─── Extracted records ───

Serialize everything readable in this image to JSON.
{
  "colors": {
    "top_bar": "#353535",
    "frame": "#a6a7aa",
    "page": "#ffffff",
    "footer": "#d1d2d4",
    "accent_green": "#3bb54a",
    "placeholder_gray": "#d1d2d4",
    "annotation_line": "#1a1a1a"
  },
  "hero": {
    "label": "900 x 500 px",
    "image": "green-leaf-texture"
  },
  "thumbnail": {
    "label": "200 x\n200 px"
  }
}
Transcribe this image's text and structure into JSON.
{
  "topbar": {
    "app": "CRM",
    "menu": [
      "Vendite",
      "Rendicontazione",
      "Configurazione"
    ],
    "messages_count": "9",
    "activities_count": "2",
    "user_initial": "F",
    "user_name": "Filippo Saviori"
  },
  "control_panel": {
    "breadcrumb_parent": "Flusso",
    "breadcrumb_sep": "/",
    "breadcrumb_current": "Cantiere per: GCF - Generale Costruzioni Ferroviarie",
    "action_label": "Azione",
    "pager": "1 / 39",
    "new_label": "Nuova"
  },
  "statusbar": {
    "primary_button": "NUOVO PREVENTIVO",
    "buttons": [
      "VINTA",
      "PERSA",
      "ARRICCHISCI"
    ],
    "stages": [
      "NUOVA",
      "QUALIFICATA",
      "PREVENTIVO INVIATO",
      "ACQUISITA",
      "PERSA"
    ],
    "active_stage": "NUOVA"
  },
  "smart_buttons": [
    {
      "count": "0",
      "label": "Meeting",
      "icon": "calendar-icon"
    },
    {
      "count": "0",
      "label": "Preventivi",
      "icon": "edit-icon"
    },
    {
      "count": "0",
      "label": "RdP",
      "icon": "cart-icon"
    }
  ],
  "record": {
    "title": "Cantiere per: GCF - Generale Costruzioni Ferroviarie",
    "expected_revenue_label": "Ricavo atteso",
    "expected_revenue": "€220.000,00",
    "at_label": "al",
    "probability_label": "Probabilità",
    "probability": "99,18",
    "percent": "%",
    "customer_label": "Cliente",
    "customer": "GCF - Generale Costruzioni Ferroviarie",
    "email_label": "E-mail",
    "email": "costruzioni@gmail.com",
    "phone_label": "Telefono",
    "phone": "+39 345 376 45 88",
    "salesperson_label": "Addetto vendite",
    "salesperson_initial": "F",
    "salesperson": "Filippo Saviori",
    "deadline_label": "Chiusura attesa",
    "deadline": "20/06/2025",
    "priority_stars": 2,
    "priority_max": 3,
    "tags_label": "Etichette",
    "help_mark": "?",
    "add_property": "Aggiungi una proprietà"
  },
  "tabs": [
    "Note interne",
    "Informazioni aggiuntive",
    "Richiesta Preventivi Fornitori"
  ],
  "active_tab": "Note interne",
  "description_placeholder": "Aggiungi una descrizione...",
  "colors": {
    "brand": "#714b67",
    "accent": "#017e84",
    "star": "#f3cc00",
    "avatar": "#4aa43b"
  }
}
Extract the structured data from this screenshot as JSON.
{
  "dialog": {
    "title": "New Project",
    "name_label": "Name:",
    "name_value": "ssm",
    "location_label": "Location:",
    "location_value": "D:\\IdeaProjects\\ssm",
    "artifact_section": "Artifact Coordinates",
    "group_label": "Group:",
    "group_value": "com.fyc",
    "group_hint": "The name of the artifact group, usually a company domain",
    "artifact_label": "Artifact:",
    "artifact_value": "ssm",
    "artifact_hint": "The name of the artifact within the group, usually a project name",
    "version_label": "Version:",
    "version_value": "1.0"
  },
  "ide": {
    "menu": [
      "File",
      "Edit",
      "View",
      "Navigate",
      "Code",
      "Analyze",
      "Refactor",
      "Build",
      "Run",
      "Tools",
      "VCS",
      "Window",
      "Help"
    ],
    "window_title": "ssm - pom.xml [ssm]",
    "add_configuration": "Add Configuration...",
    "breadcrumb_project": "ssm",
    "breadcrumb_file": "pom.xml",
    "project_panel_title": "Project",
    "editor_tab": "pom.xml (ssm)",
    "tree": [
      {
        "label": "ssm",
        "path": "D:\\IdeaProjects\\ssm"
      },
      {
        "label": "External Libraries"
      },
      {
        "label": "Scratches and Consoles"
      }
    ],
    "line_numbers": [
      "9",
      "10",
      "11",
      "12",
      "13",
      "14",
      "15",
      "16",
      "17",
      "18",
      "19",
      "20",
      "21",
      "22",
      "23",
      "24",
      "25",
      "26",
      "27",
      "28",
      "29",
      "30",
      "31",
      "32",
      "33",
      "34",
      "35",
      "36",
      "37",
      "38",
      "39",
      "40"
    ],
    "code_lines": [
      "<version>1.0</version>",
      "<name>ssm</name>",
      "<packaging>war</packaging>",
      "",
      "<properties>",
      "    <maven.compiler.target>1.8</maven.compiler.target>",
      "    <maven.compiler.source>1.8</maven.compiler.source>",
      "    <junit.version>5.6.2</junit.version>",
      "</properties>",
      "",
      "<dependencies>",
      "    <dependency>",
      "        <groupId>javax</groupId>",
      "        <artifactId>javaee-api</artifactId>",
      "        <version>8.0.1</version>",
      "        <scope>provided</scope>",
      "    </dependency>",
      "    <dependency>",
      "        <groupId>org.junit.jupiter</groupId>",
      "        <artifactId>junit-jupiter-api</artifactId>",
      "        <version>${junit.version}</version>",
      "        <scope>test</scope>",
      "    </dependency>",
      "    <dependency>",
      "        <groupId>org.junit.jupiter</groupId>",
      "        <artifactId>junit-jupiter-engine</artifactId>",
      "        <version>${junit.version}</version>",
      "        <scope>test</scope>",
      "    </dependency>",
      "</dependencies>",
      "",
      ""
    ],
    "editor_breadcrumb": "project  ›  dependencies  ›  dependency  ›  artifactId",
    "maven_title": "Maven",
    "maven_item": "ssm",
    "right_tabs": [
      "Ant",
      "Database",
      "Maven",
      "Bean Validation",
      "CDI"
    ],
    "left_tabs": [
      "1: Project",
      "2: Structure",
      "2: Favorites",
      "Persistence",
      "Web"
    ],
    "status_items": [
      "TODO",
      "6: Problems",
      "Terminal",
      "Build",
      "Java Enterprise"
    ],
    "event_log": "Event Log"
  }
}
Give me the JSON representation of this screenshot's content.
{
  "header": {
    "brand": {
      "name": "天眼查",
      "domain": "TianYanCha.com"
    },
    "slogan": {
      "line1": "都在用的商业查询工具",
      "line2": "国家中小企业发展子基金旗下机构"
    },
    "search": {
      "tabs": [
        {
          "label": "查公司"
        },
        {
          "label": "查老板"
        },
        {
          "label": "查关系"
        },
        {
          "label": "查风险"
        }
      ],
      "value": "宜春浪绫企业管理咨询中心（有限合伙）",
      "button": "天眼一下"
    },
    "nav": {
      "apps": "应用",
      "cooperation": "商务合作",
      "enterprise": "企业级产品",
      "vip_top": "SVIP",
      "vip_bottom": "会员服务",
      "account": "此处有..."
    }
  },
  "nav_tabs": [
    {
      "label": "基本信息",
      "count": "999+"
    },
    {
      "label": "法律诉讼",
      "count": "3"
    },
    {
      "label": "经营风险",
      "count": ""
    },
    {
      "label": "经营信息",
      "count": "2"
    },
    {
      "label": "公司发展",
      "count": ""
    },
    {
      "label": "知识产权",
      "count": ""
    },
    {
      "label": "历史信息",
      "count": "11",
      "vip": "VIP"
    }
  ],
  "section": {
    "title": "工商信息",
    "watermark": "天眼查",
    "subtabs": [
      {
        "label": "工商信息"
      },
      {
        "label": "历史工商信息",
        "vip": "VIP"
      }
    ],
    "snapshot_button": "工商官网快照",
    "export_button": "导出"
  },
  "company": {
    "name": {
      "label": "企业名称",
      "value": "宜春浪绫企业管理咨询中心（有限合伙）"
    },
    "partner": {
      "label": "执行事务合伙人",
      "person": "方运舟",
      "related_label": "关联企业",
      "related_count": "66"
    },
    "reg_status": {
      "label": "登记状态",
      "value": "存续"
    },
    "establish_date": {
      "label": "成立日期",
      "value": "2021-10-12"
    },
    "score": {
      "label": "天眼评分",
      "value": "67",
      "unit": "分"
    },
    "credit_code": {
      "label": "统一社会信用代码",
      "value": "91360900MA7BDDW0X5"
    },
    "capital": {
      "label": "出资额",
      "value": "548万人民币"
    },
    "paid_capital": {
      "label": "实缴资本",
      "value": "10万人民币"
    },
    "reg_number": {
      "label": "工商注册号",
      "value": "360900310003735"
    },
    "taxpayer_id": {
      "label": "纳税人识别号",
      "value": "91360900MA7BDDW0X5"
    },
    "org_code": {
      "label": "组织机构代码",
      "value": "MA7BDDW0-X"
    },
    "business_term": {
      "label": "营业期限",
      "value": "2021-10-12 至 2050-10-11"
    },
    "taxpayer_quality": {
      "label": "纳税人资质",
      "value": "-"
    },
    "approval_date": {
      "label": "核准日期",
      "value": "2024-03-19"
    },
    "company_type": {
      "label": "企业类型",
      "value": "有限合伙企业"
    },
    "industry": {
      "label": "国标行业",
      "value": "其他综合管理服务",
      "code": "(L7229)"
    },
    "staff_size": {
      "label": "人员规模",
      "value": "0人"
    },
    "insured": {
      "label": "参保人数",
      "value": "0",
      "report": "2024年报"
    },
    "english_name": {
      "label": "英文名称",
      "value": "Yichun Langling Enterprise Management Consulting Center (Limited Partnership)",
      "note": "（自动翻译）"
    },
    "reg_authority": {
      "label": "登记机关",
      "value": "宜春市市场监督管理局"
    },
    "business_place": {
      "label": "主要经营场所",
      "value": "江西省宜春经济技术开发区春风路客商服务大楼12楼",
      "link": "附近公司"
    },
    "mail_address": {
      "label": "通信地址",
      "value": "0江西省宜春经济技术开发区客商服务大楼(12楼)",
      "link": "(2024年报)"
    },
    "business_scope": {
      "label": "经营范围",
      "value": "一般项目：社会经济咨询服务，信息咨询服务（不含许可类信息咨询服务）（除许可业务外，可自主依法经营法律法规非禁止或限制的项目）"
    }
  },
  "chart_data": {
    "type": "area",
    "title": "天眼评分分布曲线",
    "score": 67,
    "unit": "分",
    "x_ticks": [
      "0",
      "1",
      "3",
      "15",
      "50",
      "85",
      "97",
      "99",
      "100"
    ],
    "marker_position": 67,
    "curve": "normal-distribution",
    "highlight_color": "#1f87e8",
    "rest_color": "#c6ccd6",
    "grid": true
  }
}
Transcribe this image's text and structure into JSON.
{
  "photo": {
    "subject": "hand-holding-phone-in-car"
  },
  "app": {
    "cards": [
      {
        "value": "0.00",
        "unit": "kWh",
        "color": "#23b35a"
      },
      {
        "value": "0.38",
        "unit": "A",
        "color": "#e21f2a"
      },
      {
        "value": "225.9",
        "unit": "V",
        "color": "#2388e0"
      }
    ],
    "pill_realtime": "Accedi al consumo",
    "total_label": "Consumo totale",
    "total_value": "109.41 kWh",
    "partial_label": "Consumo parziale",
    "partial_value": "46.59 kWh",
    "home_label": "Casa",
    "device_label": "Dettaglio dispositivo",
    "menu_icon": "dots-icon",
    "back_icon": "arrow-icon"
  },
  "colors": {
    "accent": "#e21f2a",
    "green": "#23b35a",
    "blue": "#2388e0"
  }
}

───

Stated task:
Search the data above for lines holding "usually" and copy each of them.

Reply to the task:
    "group_hint": "The name of the artifact group, usually a company domain",
    "artifact_hint": "The name of the artifact within the group, usually a project name",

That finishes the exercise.